* _Job A_:
Show every line of the entries that contains the string "shape", copied in full. Case counts.

* Start Excerpt provided *

Swiss Re’s latest sigma study explores how interest rates affect insurers, and why low interest rates are particularly strenuous for life insurers

10 September 2012, Zurich

  • As large investors, insurers are all impacted by interest rates. Interest rate sensitivity varies greatly by line of business and market.
  • For life insurers, interest rates primarily affect savings products, where investment income is a key source of profits.
  • Non-life insurers could react to declining interest rates by raising premium rates to restore profitability.

Swiss Re’s latest sigma 4/2012, "Facing the interest rate challenge", explores how interest rates affect insurers and explains why a rapid rise in or sustained low interest rates can be a challenge. Life insurers are more impacted than non-life insurers, but even within life insurance, interest rate sensitivity varies by product, with savings business being the most affected. Consequently, life insurers must re-price their guarantees and also adjust their product offerings to mitigate their exposure to interest rate risk. Non-life insurers need to raise premium rates to compensate for low investment yields.

Interest rates have been falling for decades and are now very low

Interest rates have been trending downwards for the last 30 years, with yields on 10-year government bonds falling well below 2% recently in many markets. While the current low interest rates help over-indebted borrowers deleverage their balance sheets, not everyone benefits from them. Insurers, as large institutional investors managing around USD 25 trillion or 12% of global financial assets, suffer greatly from low investment yields. The impact of low interest rates on insurers also affects policyholders because the cake shrinks for all – translating to fewer benefits or to higher premiums for equal protection.

Low interest rates affect insurers slowly because only current premium income − a fraction of total investments − is invested at market yields. Astrid Frey, co-author of the sigma study says: "Interest rates have a delayed impact on insurance investment portfolios, allowing insurers time to react but also tempting them to postpone necessary remedial action in hopes that interest rates will rebound." Insurers can usually cope well with stable and mean-reverting interest rates, but sudden swings from one regime to another are a challenge to the industry.

Not all lines of business are impacted equally

Although interest rates affect all insurers, some lines of business are much more vulnerable than others. Interest rates have the largest impact on long-term business where investment income is a major source of earnings. In non-life insurance, however, the interest rate risk in long-tail business (such as casualty) can be contained through prudent asset-liability management. On the life insurance side, savings products are the most exposed to interest rate risk because investment income is the main source of profit. In addition, hard-to-predict policyholder behaviour, such as lapses, makes it difficult for insurers to project their cash flows, thus complicating their asset-liability management.

"Even within the life insurance savings business, interest rate sensitivity varies tremendously. Sensitivity to interest rates is highest where guarantees are rigid and business duration is high," says sigma co-author Lukas Steinmann. Policyholder options, such as the possibility of withdrawing money without penalty, can also increase insurer sensitivity.

Life insurance product design will play a key role in the future

For many life insurers, solutions to low interest rates are limited because policy terms for in-force business with generous and rigid guarantees cannot be changed. However, life insurers can optimise their asset management, hedging, and operational costs. They can also offer to exchange existing policies for new products that offer similar benefits, but are easier to hedge. Kurt Karl, Chief Economist of Swiss Re, suggests: "New life insurance products need to be re-priced and their guarantee levels adjusted, but also they should be redesigned so that they can be more easily hedged against interest rate risks. Regulators can facilitate this."

* End Excerpt provided *
* Start Dataset records *

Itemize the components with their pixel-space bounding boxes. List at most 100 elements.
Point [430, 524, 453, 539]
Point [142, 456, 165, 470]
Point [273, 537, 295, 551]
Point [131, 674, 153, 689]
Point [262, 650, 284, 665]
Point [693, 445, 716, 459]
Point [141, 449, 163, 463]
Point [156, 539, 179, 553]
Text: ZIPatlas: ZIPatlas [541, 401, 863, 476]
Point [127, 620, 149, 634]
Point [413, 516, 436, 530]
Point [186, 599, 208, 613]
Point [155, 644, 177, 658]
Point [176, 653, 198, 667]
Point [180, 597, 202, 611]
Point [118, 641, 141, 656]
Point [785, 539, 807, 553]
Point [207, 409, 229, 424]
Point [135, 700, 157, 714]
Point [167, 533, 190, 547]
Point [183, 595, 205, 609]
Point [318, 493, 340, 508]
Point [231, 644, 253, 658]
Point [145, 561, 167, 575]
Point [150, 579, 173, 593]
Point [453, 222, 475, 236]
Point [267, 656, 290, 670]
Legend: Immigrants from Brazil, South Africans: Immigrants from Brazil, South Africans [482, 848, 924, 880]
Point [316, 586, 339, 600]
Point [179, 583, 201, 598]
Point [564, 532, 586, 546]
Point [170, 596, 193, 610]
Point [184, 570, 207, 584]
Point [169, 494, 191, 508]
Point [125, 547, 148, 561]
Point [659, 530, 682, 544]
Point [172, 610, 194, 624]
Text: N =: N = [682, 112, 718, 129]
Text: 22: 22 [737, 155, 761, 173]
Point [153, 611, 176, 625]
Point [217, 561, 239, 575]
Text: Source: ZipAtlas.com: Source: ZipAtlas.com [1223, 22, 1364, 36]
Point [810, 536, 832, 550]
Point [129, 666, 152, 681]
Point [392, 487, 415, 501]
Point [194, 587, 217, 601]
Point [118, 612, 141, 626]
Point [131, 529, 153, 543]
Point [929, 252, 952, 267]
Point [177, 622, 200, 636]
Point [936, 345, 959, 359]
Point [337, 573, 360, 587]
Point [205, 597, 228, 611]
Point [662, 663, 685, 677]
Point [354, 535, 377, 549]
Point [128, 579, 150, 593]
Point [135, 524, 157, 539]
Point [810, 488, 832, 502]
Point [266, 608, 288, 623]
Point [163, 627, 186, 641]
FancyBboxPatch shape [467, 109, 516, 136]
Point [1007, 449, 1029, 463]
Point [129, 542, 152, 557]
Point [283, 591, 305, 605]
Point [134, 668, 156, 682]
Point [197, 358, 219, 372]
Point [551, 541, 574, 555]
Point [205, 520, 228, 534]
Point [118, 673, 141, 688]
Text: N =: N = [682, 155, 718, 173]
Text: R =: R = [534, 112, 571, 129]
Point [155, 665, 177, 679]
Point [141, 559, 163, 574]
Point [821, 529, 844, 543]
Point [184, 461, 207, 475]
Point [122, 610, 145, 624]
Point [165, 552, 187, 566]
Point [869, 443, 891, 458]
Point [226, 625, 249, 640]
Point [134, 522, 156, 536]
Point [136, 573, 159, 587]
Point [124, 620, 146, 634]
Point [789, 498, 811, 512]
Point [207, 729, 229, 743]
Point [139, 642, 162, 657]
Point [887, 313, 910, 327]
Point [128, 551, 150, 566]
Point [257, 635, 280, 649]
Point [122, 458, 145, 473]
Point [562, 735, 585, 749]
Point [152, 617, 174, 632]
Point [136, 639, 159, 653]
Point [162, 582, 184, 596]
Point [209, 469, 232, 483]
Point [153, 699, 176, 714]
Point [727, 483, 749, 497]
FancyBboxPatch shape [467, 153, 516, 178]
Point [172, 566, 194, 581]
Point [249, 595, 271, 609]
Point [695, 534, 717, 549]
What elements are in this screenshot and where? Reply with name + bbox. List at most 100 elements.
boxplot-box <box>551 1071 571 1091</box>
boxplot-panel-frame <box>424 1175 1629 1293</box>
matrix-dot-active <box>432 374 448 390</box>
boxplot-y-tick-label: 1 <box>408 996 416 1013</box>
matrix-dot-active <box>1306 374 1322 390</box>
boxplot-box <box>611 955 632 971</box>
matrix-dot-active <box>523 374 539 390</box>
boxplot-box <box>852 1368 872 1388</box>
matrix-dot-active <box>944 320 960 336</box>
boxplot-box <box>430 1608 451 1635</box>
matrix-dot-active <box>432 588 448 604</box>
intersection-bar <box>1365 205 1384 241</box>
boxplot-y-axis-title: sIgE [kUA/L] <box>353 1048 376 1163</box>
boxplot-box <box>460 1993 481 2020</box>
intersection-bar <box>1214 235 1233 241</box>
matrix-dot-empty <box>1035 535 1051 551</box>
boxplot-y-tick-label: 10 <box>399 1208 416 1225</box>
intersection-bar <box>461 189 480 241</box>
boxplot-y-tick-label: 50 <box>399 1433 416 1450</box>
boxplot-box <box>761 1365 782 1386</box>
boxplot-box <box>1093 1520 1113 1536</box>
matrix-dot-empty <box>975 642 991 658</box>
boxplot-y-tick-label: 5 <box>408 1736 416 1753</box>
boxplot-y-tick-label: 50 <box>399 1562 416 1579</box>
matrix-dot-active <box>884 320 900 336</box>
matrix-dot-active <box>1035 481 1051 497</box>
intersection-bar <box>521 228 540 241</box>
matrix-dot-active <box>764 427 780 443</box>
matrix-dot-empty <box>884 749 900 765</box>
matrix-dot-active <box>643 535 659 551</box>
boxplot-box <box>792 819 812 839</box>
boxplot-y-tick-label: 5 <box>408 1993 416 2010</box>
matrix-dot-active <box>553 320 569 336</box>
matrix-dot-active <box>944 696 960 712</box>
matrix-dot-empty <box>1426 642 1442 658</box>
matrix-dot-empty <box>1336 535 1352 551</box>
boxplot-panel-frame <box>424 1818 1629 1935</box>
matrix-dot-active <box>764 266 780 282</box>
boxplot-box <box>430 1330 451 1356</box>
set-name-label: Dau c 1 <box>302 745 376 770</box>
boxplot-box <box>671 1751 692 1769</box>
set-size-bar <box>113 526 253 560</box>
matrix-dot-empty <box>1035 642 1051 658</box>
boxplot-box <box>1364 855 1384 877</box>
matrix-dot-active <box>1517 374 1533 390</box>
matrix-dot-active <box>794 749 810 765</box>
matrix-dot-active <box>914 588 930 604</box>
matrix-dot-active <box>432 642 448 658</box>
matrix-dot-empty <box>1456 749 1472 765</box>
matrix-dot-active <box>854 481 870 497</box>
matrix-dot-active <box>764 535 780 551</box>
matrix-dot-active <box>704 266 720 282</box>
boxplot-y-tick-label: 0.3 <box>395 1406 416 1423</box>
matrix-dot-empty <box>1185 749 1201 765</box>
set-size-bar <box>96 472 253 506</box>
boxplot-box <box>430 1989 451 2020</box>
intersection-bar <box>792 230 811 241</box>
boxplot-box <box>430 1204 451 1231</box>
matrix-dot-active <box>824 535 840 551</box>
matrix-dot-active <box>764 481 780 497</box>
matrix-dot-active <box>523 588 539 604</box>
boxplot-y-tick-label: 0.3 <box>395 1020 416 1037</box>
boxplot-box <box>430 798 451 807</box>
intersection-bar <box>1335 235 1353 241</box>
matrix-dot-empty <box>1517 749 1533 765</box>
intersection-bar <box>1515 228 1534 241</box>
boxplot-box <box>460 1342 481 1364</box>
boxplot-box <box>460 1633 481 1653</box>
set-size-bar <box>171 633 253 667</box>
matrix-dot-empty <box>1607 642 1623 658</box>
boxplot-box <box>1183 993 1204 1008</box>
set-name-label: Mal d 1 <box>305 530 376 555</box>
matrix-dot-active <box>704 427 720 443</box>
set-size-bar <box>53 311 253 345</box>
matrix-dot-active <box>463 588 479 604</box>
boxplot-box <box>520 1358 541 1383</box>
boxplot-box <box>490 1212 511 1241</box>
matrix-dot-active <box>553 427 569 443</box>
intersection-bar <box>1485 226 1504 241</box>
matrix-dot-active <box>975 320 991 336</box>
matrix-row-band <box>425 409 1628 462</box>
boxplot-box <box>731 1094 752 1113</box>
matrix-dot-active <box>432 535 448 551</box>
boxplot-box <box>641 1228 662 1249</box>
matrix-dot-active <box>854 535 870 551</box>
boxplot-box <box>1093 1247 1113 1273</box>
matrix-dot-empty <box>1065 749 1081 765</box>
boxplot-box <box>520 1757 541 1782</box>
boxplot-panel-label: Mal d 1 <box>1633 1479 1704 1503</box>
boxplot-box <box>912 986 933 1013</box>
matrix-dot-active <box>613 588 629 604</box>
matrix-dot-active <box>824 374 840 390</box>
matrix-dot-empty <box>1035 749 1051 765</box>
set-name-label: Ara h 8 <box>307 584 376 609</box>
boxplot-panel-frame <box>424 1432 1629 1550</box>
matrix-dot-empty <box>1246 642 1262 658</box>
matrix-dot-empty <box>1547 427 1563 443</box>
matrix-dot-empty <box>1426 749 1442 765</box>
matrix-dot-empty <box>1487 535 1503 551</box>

* End Dataset records *

* _Job B_:
Answer these questions from the text on interest rates and insurers:
(i) How much in assets do insurers manage, according to the text?
(ii) In life insurance, which products are the most exposed to interest rate risk?
(iii) Who is named as Chief Economist of Swiss Re?

* _Reply A_:
FancyBboxPatch shape [467, 109, 516, 136]
FancyBboxPatch shape [467, 153, 516, 178]

* _Reply B_:
(i) Around USD 25 trillion, or 12% of global financial assets.
(ii) Savings products.
(iii) Kurt Karl.